Input records
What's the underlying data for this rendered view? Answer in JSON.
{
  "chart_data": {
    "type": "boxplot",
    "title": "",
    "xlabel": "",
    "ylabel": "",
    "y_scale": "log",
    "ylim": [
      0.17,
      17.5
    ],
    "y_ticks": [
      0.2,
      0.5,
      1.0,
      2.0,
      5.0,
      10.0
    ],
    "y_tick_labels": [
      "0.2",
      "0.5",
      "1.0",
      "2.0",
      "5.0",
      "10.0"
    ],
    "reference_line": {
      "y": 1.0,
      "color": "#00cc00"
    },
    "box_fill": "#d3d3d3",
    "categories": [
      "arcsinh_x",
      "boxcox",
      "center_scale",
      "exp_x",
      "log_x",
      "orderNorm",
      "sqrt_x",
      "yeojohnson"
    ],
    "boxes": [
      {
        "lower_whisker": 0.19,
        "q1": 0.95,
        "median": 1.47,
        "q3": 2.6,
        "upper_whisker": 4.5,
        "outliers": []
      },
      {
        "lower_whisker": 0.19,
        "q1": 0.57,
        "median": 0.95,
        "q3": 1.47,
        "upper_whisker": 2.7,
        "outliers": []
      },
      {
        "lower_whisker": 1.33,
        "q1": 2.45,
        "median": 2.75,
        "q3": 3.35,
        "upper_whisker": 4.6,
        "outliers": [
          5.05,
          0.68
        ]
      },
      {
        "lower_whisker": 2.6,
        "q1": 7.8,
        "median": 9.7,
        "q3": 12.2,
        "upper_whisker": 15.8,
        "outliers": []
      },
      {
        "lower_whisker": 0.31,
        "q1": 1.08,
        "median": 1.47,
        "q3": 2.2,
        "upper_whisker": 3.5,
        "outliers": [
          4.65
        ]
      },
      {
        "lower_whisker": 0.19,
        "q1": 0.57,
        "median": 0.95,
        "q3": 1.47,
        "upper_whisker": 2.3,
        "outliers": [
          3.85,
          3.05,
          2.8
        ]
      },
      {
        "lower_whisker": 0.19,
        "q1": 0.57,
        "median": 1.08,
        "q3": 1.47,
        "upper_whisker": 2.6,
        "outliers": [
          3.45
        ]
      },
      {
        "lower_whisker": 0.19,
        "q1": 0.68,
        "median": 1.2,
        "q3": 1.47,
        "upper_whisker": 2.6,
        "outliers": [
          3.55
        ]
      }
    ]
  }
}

Exercise aim
Retype every entry word for word.

Answer to the problem
What's the underlying data for this rendered view? Answer in JSON.
{
  "chart_data": {
    "type": "boxplot",
    "title": "",
    "xlabel": "",
    "ylabel": "",
    "y_scale": "log",
    "ylim": [
      0.17,
      17.5
    ],
    "y_ticks": [
      0.2,
      0.5,
      1.0,
      2.0,
      5.0,
      10.0
    ],
    "y_tick_labels": [
      "0.2",
      "0.5",
      "1.0",
      "2.0",
      "5.0",
      "10.0"
    ],
    "reference_line": {
      "y": 1.0,
      "color": "#00cc00"
    },
    "box_fill": "#d3d3d3",
    "categories": [
      "arcsinh_x",
      "boxcox",
      "center_scale",
      "exp_x",
      "log_x",
      "orderNorm",
      "sqrt_x",
      "yeojohnson"
    ],
    "boxes": [
      {
        "lower_whisker": 0.19,
        "q1": 0.95,
        "median": 1.47,
        "q3": 2.6,
        "upper_whisker": 4.5,
        "outliers": []
      },
      {
        "lower_whisker": 0.19,
        "q1": 0.57,
        "median": 0.95,
        "q3": 1.47,
        "upper_whisker": 2.7,
        "outliers": []
      },
      {
        "lower_whisker": 1.33,
        "q1": 2.45,
        "median": 2.75,
        "q3": 3.35,
        "upper_whisker": 4.6,
        "outliers": [
          5.05,
          0.68
        ]
      },
      {
        "lower_whisker": 2.6,
        "q1": 7.8,
        "median": 9.7,
        "q3": 12.2,
        "upper_whisker": 15.8,
        "outliers": []
      },
      {
        "lower_whisker": 0.31,
        "q1": 1.08,
        "median": 1.47,
        "q3": 2.2,
        "upper_whisker": 3.5,
        "outliers": [
          4.65
        ]
      },
      {
        "lower_whisker": 0.19,
        "q1": 0.57,
        "median": 0.95,
        "q3": 1.47,
        "upper_whisker": 2.3,
        "outliers": [
          3.85,
          3.05,
          2.8
        ]
      },
      {
        "lower_whisker": 0.19,
        "q1": 0.57,
        "median": 1.08,
        "q3": 1.47,
        "upper_whisker": 2.6,
        "outliers": [
          3.45
        ]
      },
      {
        "lower_whisker": 0.19,
        "q1": 0.68,
        "median": 1.2,
        "q3": 1.47,
        "upper_whisker": 2.6,
        "outliers": [
          3.55
        ]
      }
    ]
  }
}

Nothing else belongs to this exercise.